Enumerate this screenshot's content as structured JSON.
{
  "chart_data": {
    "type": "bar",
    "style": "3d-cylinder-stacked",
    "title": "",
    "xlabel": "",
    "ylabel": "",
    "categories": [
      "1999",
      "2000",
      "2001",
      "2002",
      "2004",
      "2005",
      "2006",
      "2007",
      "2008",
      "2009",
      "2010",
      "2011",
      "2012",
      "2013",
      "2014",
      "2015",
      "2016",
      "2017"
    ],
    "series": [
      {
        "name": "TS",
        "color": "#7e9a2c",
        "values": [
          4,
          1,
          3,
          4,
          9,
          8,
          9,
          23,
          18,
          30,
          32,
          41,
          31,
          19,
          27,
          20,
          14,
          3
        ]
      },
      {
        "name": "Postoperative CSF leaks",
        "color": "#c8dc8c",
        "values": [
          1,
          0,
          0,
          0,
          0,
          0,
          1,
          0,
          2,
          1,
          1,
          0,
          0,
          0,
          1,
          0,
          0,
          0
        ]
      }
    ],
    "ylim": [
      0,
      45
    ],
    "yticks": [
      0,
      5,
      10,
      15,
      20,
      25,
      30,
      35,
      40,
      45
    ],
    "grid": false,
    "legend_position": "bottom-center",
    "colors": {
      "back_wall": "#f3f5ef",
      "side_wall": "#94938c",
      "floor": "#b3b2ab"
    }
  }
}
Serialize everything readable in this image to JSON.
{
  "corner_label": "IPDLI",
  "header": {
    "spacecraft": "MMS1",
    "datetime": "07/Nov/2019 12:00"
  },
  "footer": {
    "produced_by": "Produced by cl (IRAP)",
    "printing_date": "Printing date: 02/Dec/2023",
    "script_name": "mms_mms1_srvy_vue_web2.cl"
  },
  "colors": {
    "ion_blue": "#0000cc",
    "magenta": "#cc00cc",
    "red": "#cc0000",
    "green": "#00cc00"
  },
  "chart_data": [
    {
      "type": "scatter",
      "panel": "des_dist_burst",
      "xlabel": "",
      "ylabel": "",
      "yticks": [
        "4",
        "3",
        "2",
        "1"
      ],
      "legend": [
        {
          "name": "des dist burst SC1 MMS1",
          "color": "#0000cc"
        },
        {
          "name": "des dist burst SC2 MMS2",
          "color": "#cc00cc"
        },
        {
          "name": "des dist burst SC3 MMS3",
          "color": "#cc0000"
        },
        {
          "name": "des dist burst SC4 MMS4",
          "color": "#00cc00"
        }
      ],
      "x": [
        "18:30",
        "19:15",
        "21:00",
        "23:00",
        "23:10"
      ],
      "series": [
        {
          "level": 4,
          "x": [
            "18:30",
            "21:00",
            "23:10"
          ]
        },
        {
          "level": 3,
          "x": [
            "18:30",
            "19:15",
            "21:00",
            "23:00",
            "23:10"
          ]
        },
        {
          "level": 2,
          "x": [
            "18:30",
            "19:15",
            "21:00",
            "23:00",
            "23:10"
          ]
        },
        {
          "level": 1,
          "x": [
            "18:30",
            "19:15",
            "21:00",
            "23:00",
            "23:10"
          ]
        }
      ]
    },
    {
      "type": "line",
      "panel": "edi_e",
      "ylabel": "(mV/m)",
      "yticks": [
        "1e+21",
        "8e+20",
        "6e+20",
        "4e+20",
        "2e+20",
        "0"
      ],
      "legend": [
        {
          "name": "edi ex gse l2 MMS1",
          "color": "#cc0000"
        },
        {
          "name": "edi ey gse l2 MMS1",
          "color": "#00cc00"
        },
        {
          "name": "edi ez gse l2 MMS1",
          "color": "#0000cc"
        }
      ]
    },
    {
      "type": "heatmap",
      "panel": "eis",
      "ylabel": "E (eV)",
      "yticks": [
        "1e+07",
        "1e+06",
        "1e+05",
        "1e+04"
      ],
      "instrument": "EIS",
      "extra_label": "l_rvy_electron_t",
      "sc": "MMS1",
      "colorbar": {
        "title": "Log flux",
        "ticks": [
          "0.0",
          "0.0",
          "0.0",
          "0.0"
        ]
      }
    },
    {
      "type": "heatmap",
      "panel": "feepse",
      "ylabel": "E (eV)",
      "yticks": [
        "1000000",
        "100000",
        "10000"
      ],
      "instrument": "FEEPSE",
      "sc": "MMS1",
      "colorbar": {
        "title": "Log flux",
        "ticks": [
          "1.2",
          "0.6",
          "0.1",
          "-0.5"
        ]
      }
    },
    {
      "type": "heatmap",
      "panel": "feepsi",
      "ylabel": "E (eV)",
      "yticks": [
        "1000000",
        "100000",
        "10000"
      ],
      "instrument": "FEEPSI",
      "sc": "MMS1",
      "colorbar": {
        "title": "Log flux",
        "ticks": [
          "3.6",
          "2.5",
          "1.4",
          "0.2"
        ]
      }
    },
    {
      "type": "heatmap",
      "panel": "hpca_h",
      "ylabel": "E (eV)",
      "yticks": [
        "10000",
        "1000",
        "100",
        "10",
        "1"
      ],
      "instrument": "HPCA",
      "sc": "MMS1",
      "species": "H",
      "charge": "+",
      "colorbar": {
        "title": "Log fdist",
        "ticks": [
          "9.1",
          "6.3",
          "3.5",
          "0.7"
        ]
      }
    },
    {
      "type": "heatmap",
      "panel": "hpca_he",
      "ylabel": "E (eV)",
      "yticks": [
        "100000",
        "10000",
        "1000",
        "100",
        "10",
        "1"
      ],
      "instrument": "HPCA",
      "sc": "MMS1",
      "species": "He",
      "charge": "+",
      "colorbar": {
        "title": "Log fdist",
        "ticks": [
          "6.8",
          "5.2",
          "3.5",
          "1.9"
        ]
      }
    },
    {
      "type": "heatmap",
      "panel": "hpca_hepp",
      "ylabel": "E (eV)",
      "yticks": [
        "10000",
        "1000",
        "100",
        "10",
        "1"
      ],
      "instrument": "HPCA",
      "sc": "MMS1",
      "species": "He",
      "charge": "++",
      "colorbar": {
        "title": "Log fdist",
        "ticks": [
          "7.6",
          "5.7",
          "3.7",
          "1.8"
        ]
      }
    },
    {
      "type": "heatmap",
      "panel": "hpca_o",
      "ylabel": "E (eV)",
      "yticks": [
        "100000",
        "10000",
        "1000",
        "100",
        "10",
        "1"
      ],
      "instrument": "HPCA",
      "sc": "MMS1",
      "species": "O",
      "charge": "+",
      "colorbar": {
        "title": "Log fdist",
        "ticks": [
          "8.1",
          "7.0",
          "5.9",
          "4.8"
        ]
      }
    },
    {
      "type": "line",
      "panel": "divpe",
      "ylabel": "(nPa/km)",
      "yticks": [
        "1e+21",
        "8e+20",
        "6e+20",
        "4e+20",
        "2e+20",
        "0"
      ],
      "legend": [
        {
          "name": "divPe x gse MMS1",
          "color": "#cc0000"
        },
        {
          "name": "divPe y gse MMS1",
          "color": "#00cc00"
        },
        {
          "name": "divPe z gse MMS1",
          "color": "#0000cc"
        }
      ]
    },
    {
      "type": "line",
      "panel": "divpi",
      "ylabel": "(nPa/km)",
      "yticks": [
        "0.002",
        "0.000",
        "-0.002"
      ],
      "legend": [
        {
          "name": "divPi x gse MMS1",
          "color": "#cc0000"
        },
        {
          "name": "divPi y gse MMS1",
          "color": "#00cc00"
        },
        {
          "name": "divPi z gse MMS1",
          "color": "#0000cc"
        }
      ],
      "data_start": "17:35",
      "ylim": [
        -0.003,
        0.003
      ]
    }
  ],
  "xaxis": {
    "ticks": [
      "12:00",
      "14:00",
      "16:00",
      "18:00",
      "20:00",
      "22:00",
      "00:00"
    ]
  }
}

▶ _Given exercise_: Your task is to repeat each line of the material exactly.

▶ _Solution to the problem_:
Enumerate this screenshot's content as structured JSON.
{
  "chart_data": {
    "type": "bar",
    "style": "3d-cylinder-stacked",
    "title": "",
    "xlabel": "",
    "ylabel": "",
    "categories": [
      "1999",
      "2000",
      "2001",
      "2002",
      "2004",
      "2005",
      "2006",
      "2007",
      "2008",
      "2009",
      "2010",
      "2011",
      "2012",
      "2013",
      "2014",
      "2015",
      "2016",
      "2017"
    ],
    "series": [
      {
        "name": "TS",
        "color": "#7e9a2c",
        "values": [
          4,
          1,
          3,
          4,
          9,
          8,
          9,
          23,
          18,
          30,
          32,
          41,
          31,
          19,
          27,
          20,
          14,
          3
        ]
      },
      {
        "name": "Postoperative CSF leaks",
        "color": "#c8dc8c",
        "values": [
          1,
          0,
          0,
          0,
          0,
          0,
          1,
          0,
          2,
          1,
          1,
          0,
          0,
          0,
          1,
          0,
          0,
          0
        ]
      }
    ],
    "ylim": [
      0,
      45
    ],
    "yticks": [
      0,
      5,
      10,
      15,
      20,
      25,
      30,
      35,
      40,
      45
    ],
    "grid": false,
    "legend_position": "bottom-center",
    "colors": {
      "back_wall": "#f3f5ef",
      "side_wall": "#94938c",
      "floor": "#b3b2ab"
    }
  }
}
Serialize everything readable in this image to JSON.
{
  "corner_label": "IPDLI",
  "header": {
    "spacecraft": "MMS1",
    "datetime": "07/Nov/2019 12:00"
  },
  "footer": {
    "produced_by": "Produced by cl (IRAP)",
    "printing_date": "Printing date: 02/Dec/2023",
    "script_name": "mms_mms1_srvy_vue_web2.cl"
  },
  "colors": {
    "ion_blue": "#0000cc",
    "magenta": "#cc00cc",
    "red": "#cc0000",
    "green": "#00cc00"
  },
  "chart_data": [
    {
      "type": "scatter",
      "panel": "des_dist_burst",
      "xlabel": "",
      "ylabel": "",
      "yticks": [
        "4",
        "3",
        "2",
        "1"
      ],
      "legend": [
        {
          "name": "des dist burst SC1 MMS1",
          "color": "#0000cc"
        },
        {
          "name": "des dist burst SC2 MMS2",
          "color": "#cc00cc"
        },
        {
          "name": "des dist burst SC3 MMS3",
          "color": "#cc0000"
        },
        {
          "name": "des dist burst SC4 MMS4",
          "color": "#00cc00"
        }
      ],
      "x": [
        "18:30",
        "19:15",
        "21:00",
        "23:00",
        "23:10"
      ],
      "series": [
        {
          "level": 4,
          "x": [
            "18:30",
            "21:00",
            "23:10"
          ]
        },
        {
          "level": 3,
          "x": [
            "18:30",
            "19:15",
            "21:00",
            "23:00",
            "23:10"
          ]
        },
        {
          "level": 2,
          "x": [
            "18:30",
            "19:15",
            "21:00",
            "23:00",
            "23:10"
          ]
        },
        {
          "level": 1,
          "x": [
            "18:30",
            "19:15",
            "21:00",
            "23:00",
            "23:10"
          ]
        }
      ]
    },
    {
      "type": "line",
      "panel": "edi_e",
      "ylabel": "(mV/m)",
      "yticks": [
        "1e+21",
        "8e+20",
        "6e+20",
        "4e+20",
        "2e+20",
        "0"
      ],
      "legend": [
        {
          "name": "edi ex gse l2 MMS1",
          "color": "#cc0000"
        },
        {
          "name": "edi ey gse l2 MMS1",
          "color": "#00cc00"
        },
        {
          "name": "edi ez gse l2 MMS1",
          "color": "#0000cc"
        }
      ]
    },
    {
      "type": "heatmap",
      "panel": "eis",
      "ylabel": "E (eV)",
      "yticks": [
        "1e+07",
        "1e+06",
        "1e+05",
        "1e+04"
      ],
      "instrument": "EIS",
      "extra_label": "l_rvy_electron_t",
      "sc": "MMS1",
      "colorbar": {
        "title": "Log flux",
        "ticks": [
          "0.0",
          "0.0",
          "0.0",
          "0.0"
        ]
      }
    },
    {
      "type": "heatmap",
      "panel": "feepse",
      "ylabel": "E (eV)",
      "yticks": [
        "1000000",
        "100000",
        "10000"
      ],
      "instrument": "FEEPSE",
      "sc": "MMS1",
      "colorbar": {
        "title": "Log flux",
        "ticks": [
          "1.2",
          "0.6",
          "0.1",
          "-0.5"
        ]
      }
    },
    {
      "type": "heatmap",
      "panel": "feepsi",
      "ylabel": "E (eV)",
      "yticks": [
        "1000000",
        "100000",
        "10000"
      ],
      "instrument": "FEEPSI",
      "sc": "MMS1",
      "colorbar": {
        "title": "Log flux",
        "ticks": [
          "3.6",
          "2.5",
          "1.4",
          "0.2"
        ]
      }
    },
    {
      "type": "heatmap",
      "panel": "hpca_h",
      "ylabel": "E (eV)",
      "yticks": [
        "10000",
        "1000",
        "100",
        "10",
        "1"
      ],
      "instrument": "HPCA",
      "sc": "MMS1",
      "species": "H",
      "charge": "+",
      "colorbar": {
        "title": "Log fdist",
        "ticks": [
          "9.1",
          "6.3",
          "3.5",
          "0.7"
        ]
      }
    },
    {
      "type": "heatmap",
      "panel": "hpca_he",
      "ylabel": "E (eV)",
      "yticks": [
        "100000",
        "10000",
        "1000",
        "100",
        "10",
        "1"
      ],
      "instrument": "HPCA",
      "sc": "MMS1",
      "species": "He",
      "charge": "+",
      "colorbar": {
        "title": "Log fdist",
        "ticks": [
          "6.8",
          "5.2",
          "3.5",
          "1.9"
        ]
      }
    },
    {
      "type": "heatmap",
      "panel": "hpca_hepp",
      "ylabel": "E (eV)",
      "yticks": [
        "10000",
        "1000",
        "100",
        "10",
        "1"
      ],
      "instrument": "HPCA",
      "sc": "MMS1",
      "species": "He",
      "charge": "++",
      "colorbar": {
        "title": "Log fdist",
        "ticks": [
          "7.6",
          "5.7",
          "3.7",
          "1.8"
        ]
      }
    },
    {
      "type": "heatmap",
      "panel": "hpca_o",
      "ylabel": "E (eV)",
      "yticks": [
        "100000",
        "10000",
        "1000",
        "100",
        "10",
        "1"
      ],
      "instrument": "HPCA",
      "sc": "MMS1",
      "species": "O",
      "charge": "+",
      "colorbar": {
        "title": "Log fdist",
        "ticks": [
          "8.1",
          "7.0",
          "5.9",
          "4.8"
        ]
      }
    },
    {
      "type": "line",
      "panel": "divpe",
      "ylabel": "(nPa/km)",
      "yticks": [
        "1e+21",
        "8e+20",
        "6e+20",
        "4e+20",
        "2e+20",
        "0"
      ],
      "legend": [
        {
          "name": "divPe x gse MMS1",
          "color": "#cc0000"
        },
        {
          "name": "divPe y gse MMS1",
          "color": "#00cc00"
        },
        {
          "name": "divPe z gse MMS1",
          "color": "#0000cc"
        }
      ]
    },
    {
      "type": "line",
      "panel": "divpi",
      "ylabel": "(nPa/km)",
      "yticks": [
        "0.002",
        "0.000",
        "-0.002"
      ],
      "legend": [
        {
          "name": "divPi x gse MMS1",
          "color": "#cc0000"
        },
        {
          "name": "divPi y gse MMS1",
          "color": "#00cc00"
        },
        {
          "name": "divPi z gse MMS1",
          "color": "#0000cc"
        }
      ],
      "data_start": "17:35",
      "ylim": [
        -0.003,
        0.003
      ]
    }
  ],
  "xaxis": {
    "ticks": [
      "12:00",
      "14:00",
      "16:00",
      "18:00",
      "20:00",
      "22:00",
      "00:00"
    ]
  }
}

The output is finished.